**Extracted records:**
---------------

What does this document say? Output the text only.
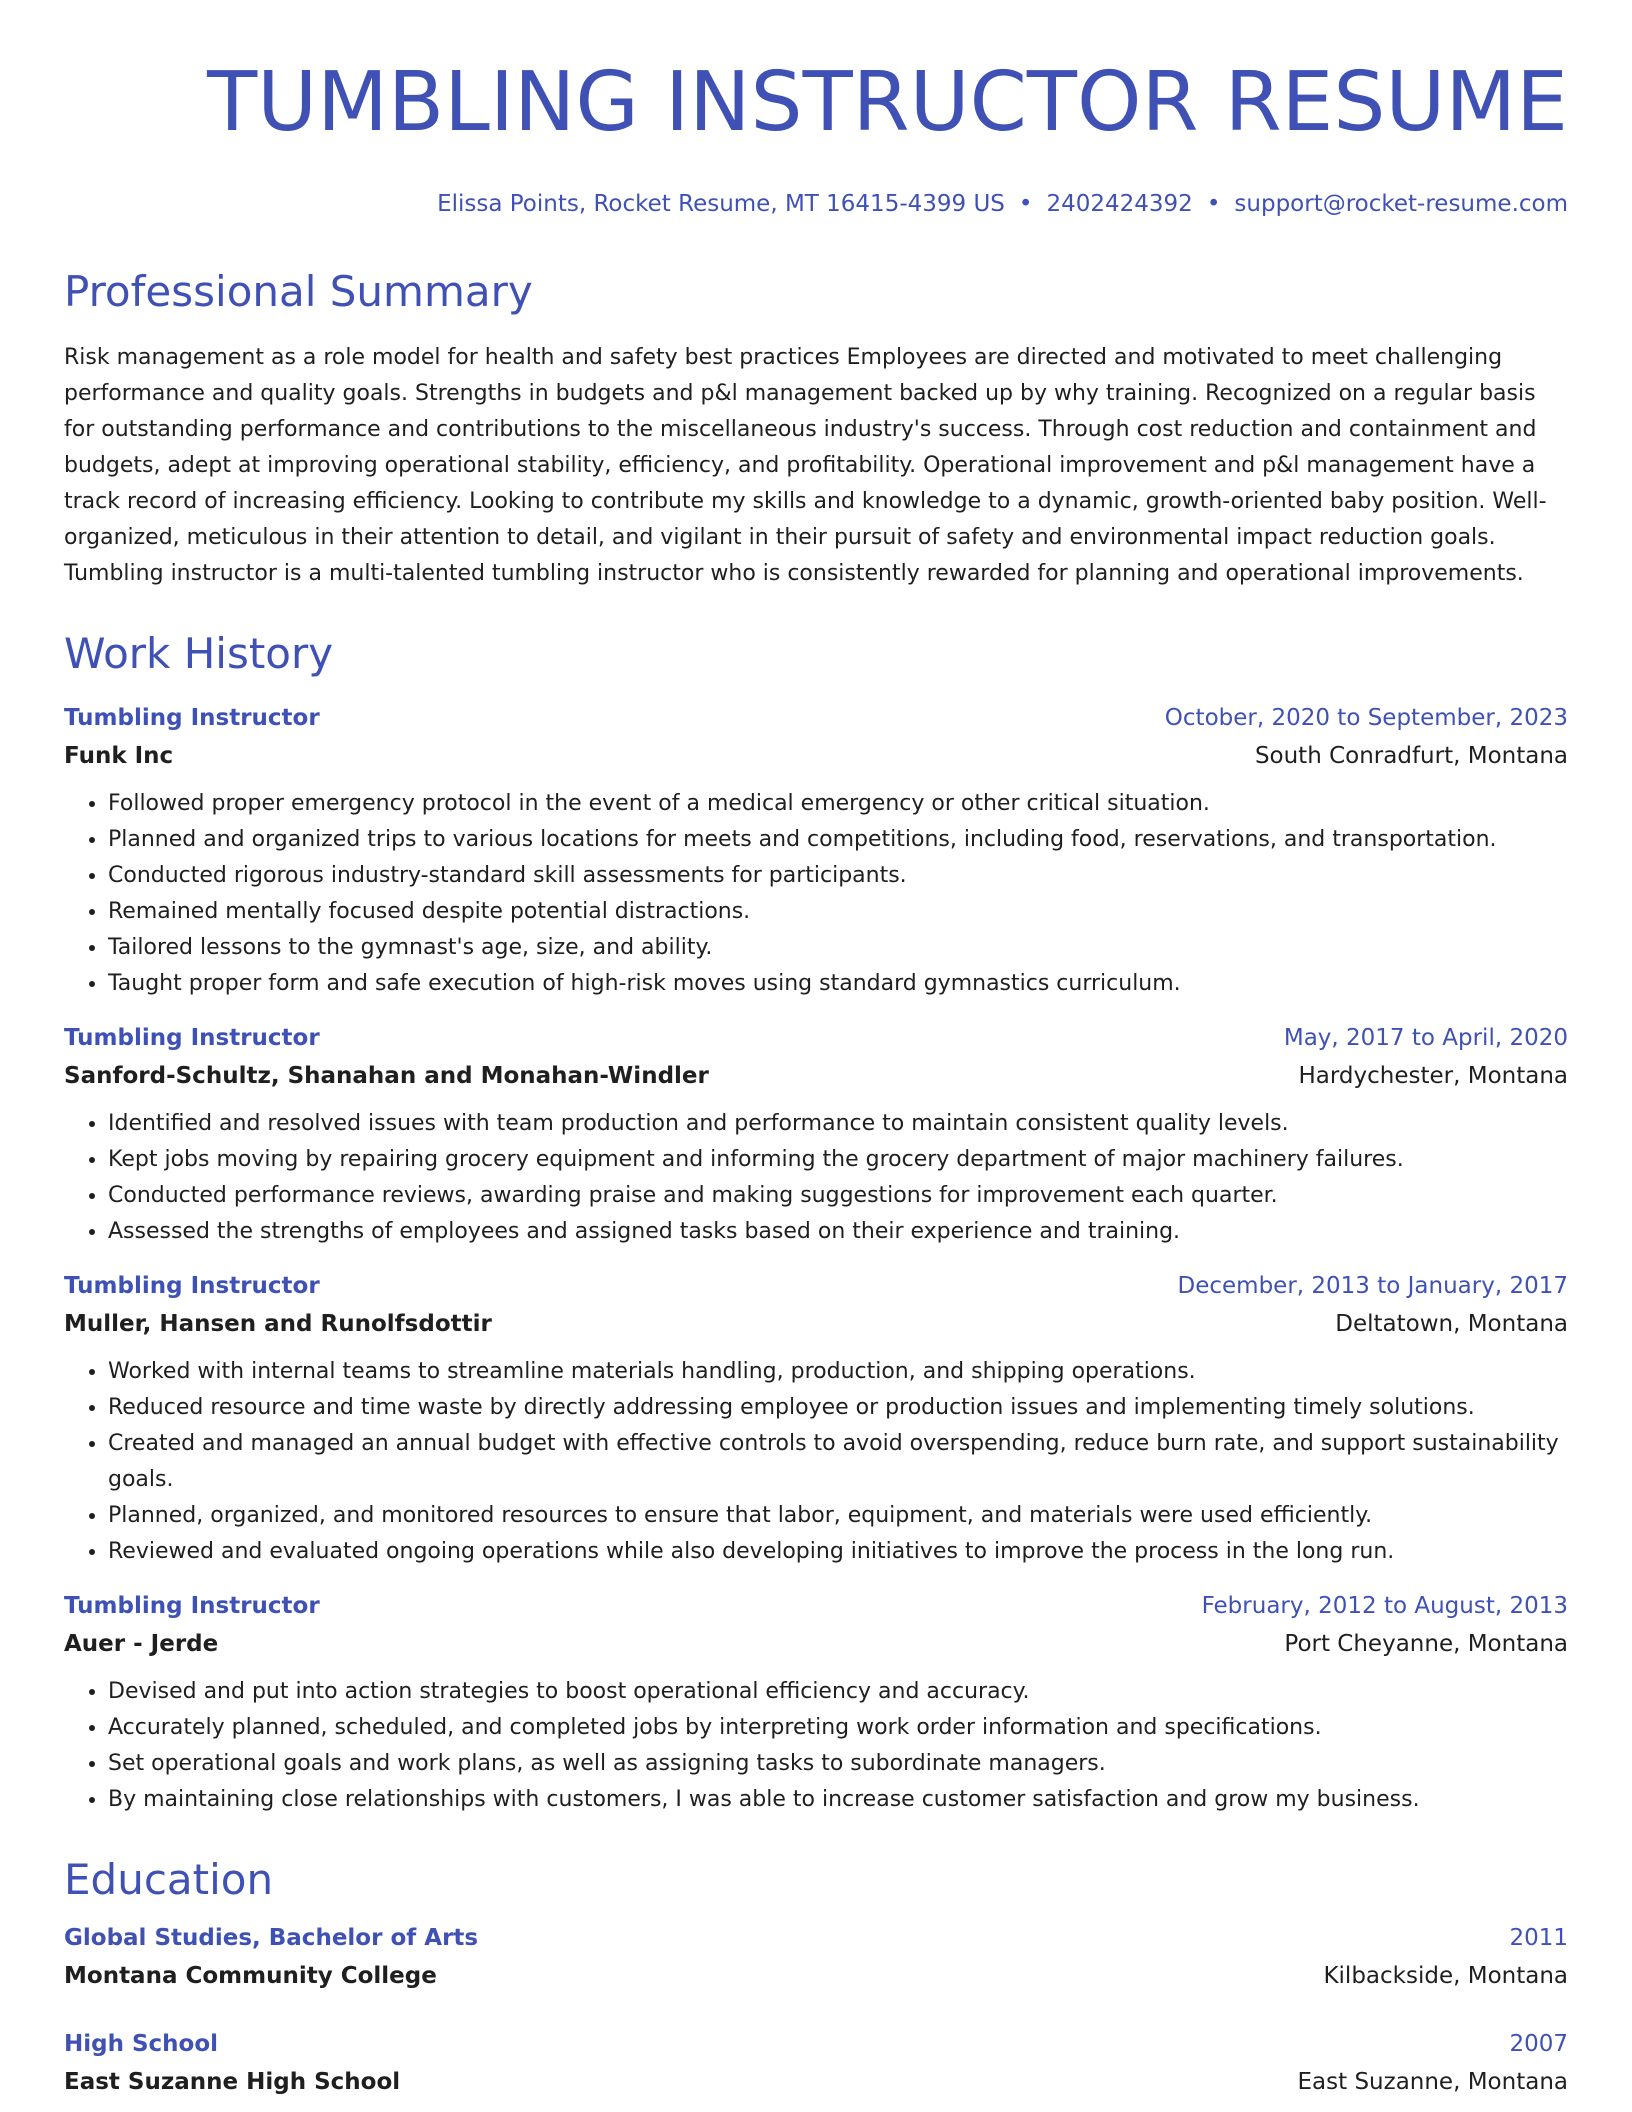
TUMBLING INSTRUCTOR RESUME
Elissa Points, Rocket Resume, MT 16415-4399 US • 2402424392 • support@rocket-resume.com
Professional Summary
Risk management as a role model for health and safety best practices Employees are directed and motivated to meet challenging performance and quality goals. Strengths in budgets and p&l management backed up by why training. Recognized on a regular basis for outstanding performance and contributions to the miscellaneous industry's success. Through cost reduction and containment and budgets, adept at improving operational stability, efficiency, and profitability. Operational improvement and p&l management have a track record of increasing efficiency. Looking to contribute my skills and knowledge to a dynamic, growth-oriented baby position. Well-organized, meticulous in their attention to detail, and vigilant in their pursuit of safety and environmental impact reduction goals. Tumbling instructor is a multi-talented tumbling instructor who is consistently rewarded for planning and operational improvements.
Work History
Tumbling Instructor	October, 2020 to September, 2023
Funk Inc	South Conradfurt, Montana
• Followed proper emergency protocol in the event of a medical emergency or other critical situation.
• Planned and organized trips to various locations for meets and competitions, including food, reservations, and transportation.
• Conducted rigorous industry-standard skill assessments for participants.
• Remained mentally focused despite potential distractions.
• Tailored lessons to the gymnast's age, size, and ability.
• Taught proper form and safe execution of high-risk moves using standard gymnastics curriculum.
Tumbling Instructor	May, 2017 to April, 2020
Sanford-Schultz, Shanahan and Monahan-Windler	Hardychester, Montana
• Identified and resolved issues with team production and performance to maintain consistent quality levels.
• Kept jobs moving by repairing grocery equipment and informing the grocery department of major machinery failures.
• Conducted performance reviews, awarding praise and making suggestions for improvement each quarter.
• Assessed the strengths of employees and assigned tasks based on their experience and training.
Tumbling Instructor	December, 2013 to January, 2017
Muller, Hansen and Runolfsdottir	Deltatown, Montana
• Worked with internal teams to streamline materials handling, production, and shipping operations.
• Reduced resource and time waste by directly addressing employee or production issues and implementing timely solutions.
• Created and managed an annual budget with effective controls to avoid overspending, reduce burn rate, and support sustainability goals.
• Planned, organized, and monitored resources to ensure that labor, equipment, and materials were used efficiently.
• Reviewed and evaluated ongoing operations while also developing initiatives to improve the process in the long run.
Tumbling Instructor	February, 2012 to August, 2013
Auer - Jerde	Port Cheyanne, Montana
• Devised and put into action strategies to boost operational efficiency and accuracy.
• Accurately planned, scheduled, and completed jobs by interpreting work order information and specifications.
• Set operational goals and work plans, as well as assigning tasks to subordinate managers.
• By maintaining close relationships with customers, I was able to increase customer satisfaction and grow my business.
Education
Global Studies, Bachelor of Arts	2011
Montana Community College	Kilbackside, Montana
High School	2007
East Suzanne High School	East Suzanne, Montana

---------------

**WHAT THE EXERCISE ASKS:** Quote every record above exactly, omitting any pictures they contain.

**WORKED SOLUTION:**
What does this document say? Output the text only.
TUMBLING INSTRUCTOR RESUME
Elissa Points, Rocket Resume, MT 16415-4399 US • 2402424392 • support@rocket-resume.com
Professional Summary
Risk management as a role model for health and safety best practices Employees are directed and motivated to meet challenging performance and quality goals. Strengths in budgets and p&l management backed up by why training. Recognized on a regular basis for outstanding performance and contributions to the miscellaneous industry's success. Through cost reduction and containment and budgets, adept at improving operational stability, efficiency, and profitability. Operational improvement and p&l management have a track record of increasing efficiency. Looking to contribute my skills and knowledge to a dynamic, growth-oriented baby position. Well-organized, meticulous in their attention to detail, and vigilant in their pursuit of safety and environmental impact reduction goals. Tumbling instructor is a multi-talented tumbling instructor who is consistently rewarded for planning and operational improvements.
Work History
Tumbling Instructor	October, 2020 to September, 2023
Funk Inc	South Conradfurt, Montana
• Followed proper emergency protocol in the event of a medical emergency or other critical situation.
• Planned and organized trips to various locations for meets and competitions, including food, reservations, and transportation.
• Conducted rigorous industry-standard skill assessments for participants.
• Remained mentally focused despite potential distractions.
• Tailored lessons to the gymnast's age, size, and ability.
• Taught proper form and safe execution of high-risk moves using standard gymnastics curriculum.
Tumbling Instructor	May, 2017 to April, 2020
Sanford-Schultz, Shanahan and Monahan-Windler	Hardychester, Montana
• Identified and resolved issues with team production and performance to maintain consistent quality levels.
• Kept jobs moving by repairing grocery equipment and informing the grocery department of major machinery failures.
• Conducted performance reviews, awarding praise and making suggestions for improvement each quarter.
• Assessed the strengths of employees and assigned tasks based on their experience and training.
Tumbling Instructor	December, 2013 to January, 2017
Muller, Hansen and Runolfsdottir	Deltatown, Montana
• Worked with internal teams to streamline materials handling, production, and shipping operations.
• Reduced resource and time waste by directly addressing employee or production issues and implementing timely solutions.
• Created and managed an annual budget with effective controls to avoid overspending, reduce burn rate, and support sustainability goals.
• Planned, organized, and monitored resources to ensure that labor, equipment, and materials were used efficiently.
• Reviewed and evaluated ongoing operations while also developing initiatives to improve the process in the long run.
Tumbling Instructor	February, 2012 to August, 2013
Auer - Jerde	Port Cheyanne, Montana
• Devised and put into action strategies to boost operational efficiency and accuracy.
• Accurately planned, scheduled, and completed jobs by interpreting work order information and specifications.
• Set operational goals and work plans, as well as assigning tasks to subordinate managers.
• By maintaining close relationships with customers, I was able to increase customer satisfaction and grow my business.
Education
Global Studies, Bachelor of Arts	2011
Montana Community College	Kilbackside, Montana
High School	2007
East Suzanne High School	East Suzanne, Montana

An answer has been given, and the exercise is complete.